__Entries__

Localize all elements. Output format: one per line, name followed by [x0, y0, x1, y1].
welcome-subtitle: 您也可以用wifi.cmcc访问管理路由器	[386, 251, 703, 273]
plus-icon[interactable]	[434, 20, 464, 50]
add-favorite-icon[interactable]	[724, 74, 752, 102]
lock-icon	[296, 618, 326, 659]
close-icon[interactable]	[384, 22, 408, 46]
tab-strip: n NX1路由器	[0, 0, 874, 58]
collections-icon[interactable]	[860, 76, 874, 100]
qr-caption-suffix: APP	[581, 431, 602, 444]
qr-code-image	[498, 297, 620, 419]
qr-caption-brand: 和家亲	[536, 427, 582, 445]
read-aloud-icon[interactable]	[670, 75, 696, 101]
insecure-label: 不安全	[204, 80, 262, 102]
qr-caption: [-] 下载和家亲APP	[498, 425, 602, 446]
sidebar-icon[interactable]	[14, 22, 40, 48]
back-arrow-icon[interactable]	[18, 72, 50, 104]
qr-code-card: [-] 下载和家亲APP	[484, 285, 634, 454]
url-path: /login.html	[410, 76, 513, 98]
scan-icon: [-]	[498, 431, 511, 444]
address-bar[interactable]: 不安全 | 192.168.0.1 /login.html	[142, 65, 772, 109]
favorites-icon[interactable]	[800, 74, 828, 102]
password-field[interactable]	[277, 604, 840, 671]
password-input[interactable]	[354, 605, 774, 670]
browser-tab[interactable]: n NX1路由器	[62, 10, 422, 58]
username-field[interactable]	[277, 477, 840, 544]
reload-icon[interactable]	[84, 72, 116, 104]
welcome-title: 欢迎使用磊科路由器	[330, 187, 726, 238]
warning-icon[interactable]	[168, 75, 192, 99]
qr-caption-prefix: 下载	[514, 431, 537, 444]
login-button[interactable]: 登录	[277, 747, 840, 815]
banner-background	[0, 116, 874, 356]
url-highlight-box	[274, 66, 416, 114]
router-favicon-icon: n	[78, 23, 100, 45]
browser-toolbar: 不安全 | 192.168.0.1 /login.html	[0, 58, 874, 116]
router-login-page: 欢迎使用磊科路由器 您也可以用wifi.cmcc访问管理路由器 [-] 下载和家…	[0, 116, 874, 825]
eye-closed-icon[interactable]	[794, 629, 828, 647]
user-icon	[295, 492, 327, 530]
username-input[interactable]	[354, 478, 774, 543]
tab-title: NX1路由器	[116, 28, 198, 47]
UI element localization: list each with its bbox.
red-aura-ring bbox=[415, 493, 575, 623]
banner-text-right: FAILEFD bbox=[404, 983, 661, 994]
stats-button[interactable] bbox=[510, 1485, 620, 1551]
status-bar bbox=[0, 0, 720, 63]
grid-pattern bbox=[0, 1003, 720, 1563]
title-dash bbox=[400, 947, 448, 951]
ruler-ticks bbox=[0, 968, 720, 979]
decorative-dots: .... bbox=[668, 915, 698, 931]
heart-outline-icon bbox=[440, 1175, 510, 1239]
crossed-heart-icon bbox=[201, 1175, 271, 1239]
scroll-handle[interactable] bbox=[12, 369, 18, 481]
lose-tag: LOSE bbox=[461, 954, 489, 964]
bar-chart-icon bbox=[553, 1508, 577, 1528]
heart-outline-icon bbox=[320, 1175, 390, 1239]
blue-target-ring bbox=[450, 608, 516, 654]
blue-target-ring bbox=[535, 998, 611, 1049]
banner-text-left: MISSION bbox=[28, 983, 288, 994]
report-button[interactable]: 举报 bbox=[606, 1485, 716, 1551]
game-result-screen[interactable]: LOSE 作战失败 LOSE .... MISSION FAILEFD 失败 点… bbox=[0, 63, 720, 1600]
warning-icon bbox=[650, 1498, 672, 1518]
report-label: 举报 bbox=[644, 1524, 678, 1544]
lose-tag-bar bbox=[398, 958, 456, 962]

__Task objective__
Reproduce all of the items above line for line, keeping every character unchanged.

__Solution for this problem__
Localize all elements. Output format: one per line, name followed by [x0, y0, x1, y1].
welcome-subtitle: 您也可以用wifi.cmcc访问管理路由器	[386, 251, 703, 273]
plus-icon[interactable]	[434, 20, 464, 50]
add-favorite-icon[interactable]	[724, 74, 752, 102]
lock-icon	[296, 618, 326, 659]
close-icon[interactable]	[384, 22, 408, 46]
tab-strip: n NX1路由器	[0, 0, 874, 58]
collections-icon[interactable]	[860, 76, 874, 100]
qr-caption-suffix: APP	[581, 431, 602, 444]
qr-code-image	[498, 297, 620, 419]
qr-caption-brand: 和家亲	[536, 427, 582, 445]
read-aloud-icon[interactable]	[670, 75, 696, 101]
insecure-label: 不安全	[204, 80, 262, 102]
qr-caption: [-] 下载和家亲APP	[498, 425, 602, 446]
sidebar-icon[interactable]	[14, 22, 40, 48]
back-arrow-icon[interactable]	[18, 72, 50, 104]
qr-code-card: [-] 下载和家亲APP	[484, 285, 634, 454]
url-path: /login.html	[410, 76, 513, 98]
scan-icon: [-]	[498, 431, 511, 444]
address-bar[interactable]: 不安全 | 192.168.0.1 /login.html	[142, 65, 772, 109]
favorites-icon[interactable]	[800, 74, 828, 102]
password-field[interactable]	[277, 604, 840, 671]
password-input[interactable]	[354, 605, 774, 670]
browser-tab[interactable]: n NX1路由器	[62, 10, 422, 58]
username-field[interactable]	[277, 477, 840, 544]
reload-icon[interactable]	[84, 72, 116, 104]
welcome-title: 欢迎使用磊科路由器	[330, 187, 726, 238]
warning-icon[interactable]	[168, 75, 192, 99]
qr-caption-prefix: 下载	[514, 431, 537, 444]
login-button[interactable]: 登录	[277, 747, 840, 815]
banner-background	[0, 116, 874, 356]
url-highlight-box	[274, 66, 416, 114]
router-favicon-icon: n	[78, 23, 100, 45]
browser-toolbar: 不安全 | 192.168.0.1 /login.html	[0, 58, 874, 116]
router-login-page: 欢迎使用磊科路由器 您也可以用wifi.cmcc访问管理路由器 [-] 下载和家…	[0, 116, 874, 825]
eye-closed-icon[interactable]	[794, 629, 828, 647]
user-icon	[295, 492, 327, 530]
username-input[interactable]	[354, 478, 774, 543]
tab-title: NX1路由器	[116, 28, 198, 47]
UI element localization: list each with its bbox.
red-aura-ring bbox=[415, 493, 575, 623]
banner-text-right: FAILEFD bbox=[404, 983, 661, 994]
stats-button[interactable] bbox=[510, 1485, 620, 1551]
status-bar bbox=[0, 0, 720, 63]
grid-pattern bbox=[0, 1003, 720, 1563]
title-dash bbox=[400, 947, 448, 951]
ruler-ticks bbox=[0, 968, 720, 979]
decorative-dots: .... bbox=[668, 915, 698, 931]
heart-outline-icon bbox=[440, 1175, 510, 1239]
crossed-heart-icon bbox=[201, 1175, 271, 1239]
scroll-handle[interactable] bbox=[12, 369, 18, 481]
lose-tag: LOSE bbox=[461, 954, 489, 964]
bar-chart-icon bbox=[553, 1508, 577, 1528]
heart-outline-icon bbox=[320, 1175, 390, 1239]
blue-target-ring bbox=[450, 608, 516, 654]
blue-target-ring bbox=[535, 998, 611, 1049]
banner-text-left: MISSION bbox=[28, 983, 288, 994]
report-button[interactable]: 举报 bbox=[606, 1485, 716, 1551]
game-result-screen[interactable]: LOSE 作战失败 LOSE .... MISSION FAILEFD 失败 点… bbox=[0, 63, 720, 1600]
warning-icon bbox=[650, 1498, 672, 1518]
report-label: 举报 bbox=[644, 1524, 678, 1544]
lose-tag-bar bbox=[398, 958, 456, 962]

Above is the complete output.